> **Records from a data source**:

'''

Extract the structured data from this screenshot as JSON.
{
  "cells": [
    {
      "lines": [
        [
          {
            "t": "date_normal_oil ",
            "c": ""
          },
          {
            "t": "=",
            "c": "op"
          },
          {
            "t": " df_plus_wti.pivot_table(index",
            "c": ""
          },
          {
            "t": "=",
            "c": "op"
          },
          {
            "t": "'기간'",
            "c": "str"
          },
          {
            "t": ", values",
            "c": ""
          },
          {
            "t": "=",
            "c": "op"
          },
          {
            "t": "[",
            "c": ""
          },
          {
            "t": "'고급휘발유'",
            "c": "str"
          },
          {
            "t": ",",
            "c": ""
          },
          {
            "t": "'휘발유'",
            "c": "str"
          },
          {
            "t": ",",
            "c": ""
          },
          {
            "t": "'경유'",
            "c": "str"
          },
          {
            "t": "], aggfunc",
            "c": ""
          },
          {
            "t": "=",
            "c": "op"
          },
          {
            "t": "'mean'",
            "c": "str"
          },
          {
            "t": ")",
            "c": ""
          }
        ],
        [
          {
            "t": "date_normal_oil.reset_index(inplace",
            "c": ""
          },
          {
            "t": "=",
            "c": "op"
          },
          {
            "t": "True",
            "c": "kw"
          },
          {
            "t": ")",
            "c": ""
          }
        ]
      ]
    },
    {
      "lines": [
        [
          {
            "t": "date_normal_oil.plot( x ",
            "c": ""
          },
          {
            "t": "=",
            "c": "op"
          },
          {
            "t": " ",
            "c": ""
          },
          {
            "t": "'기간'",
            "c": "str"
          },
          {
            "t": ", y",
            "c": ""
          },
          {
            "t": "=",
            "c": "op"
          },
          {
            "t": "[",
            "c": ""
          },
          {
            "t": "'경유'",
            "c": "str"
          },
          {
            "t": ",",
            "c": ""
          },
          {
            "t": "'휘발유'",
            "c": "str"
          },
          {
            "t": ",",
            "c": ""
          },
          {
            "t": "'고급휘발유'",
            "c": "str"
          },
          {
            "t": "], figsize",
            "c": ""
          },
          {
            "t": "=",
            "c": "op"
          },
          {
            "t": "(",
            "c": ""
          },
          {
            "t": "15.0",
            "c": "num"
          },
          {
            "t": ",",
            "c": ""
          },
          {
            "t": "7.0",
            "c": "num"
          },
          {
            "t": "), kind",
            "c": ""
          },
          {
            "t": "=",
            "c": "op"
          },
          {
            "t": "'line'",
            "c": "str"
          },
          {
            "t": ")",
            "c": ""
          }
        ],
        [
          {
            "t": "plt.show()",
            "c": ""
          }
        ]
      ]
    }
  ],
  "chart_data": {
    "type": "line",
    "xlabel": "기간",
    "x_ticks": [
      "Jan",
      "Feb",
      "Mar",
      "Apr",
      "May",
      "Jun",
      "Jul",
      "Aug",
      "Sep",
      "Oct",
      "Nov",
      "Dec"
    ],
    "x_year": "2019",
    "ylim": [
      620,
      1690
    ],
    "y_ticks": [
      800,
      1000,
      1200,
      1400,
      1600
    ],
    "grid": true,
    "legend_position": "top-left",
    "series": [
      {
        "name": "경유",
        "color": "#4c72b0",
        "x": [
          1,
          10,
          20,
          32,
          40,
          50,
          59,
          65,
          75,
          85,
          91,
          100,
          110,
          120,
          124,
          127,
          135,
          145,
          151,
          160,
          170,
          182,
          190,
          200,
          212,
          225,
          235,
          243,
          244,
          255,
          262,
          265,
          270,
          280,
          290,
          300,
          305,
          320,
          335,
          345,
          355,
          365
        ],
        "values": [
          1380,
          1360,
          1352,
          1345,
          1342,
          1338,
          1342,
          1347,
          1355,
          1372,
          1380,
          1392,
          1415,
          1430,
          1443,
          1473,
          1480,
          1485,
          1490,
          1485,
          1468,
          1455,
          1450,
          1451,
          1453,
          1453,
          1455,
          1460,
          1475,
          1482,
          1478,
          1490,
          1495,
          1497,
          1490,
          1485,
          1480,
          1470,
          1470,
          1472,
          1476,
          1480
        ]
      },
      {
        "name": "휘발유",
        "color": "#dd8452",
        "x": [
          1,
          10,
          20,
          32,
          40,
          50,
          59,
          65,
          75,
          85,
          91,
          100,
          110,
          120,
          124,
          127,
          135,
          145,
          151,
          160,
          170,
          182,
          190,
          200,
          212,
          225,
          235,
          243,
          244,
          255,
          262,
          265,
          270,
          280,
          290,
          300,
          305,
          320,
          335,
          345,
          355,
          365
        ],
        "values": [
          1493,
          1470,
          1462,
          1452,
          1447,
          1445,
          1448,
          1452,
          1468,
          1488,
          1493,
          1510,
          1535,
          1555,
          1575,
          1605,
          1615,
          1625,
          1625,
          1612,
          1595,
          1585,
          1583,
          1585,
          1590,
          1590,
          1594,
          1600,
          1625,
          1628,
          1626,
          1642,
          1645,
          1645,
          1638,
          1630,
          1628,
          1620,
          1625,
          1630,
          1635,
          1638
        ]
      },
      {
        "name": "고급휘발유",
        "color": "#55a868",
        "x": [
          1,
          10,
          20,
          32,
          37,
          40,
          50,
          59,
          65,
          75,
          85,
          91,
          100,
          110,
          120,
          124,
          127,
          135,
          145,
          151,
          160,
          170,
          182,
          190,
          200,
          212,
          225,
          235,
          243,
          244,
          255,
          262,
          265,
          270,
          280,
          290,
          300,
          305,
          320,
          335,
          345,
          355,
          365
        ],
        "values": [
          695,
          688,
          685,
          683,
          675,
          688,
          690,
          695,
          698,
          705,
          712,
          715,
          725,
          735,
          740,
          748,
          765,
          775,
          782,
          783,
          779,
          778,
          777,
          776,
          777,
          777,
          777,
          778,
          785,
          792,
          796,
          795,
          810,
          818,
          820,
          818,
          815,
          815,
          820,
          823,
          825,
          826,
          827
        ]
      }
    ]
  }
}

'''

> **YOUR GOAL**:
Which lines hold the word "color"? Copy every one of them.

> **SOLUTION**:
        "color": "#4c72b0",
        "color": "#dd8452",
        "color": "#55a868",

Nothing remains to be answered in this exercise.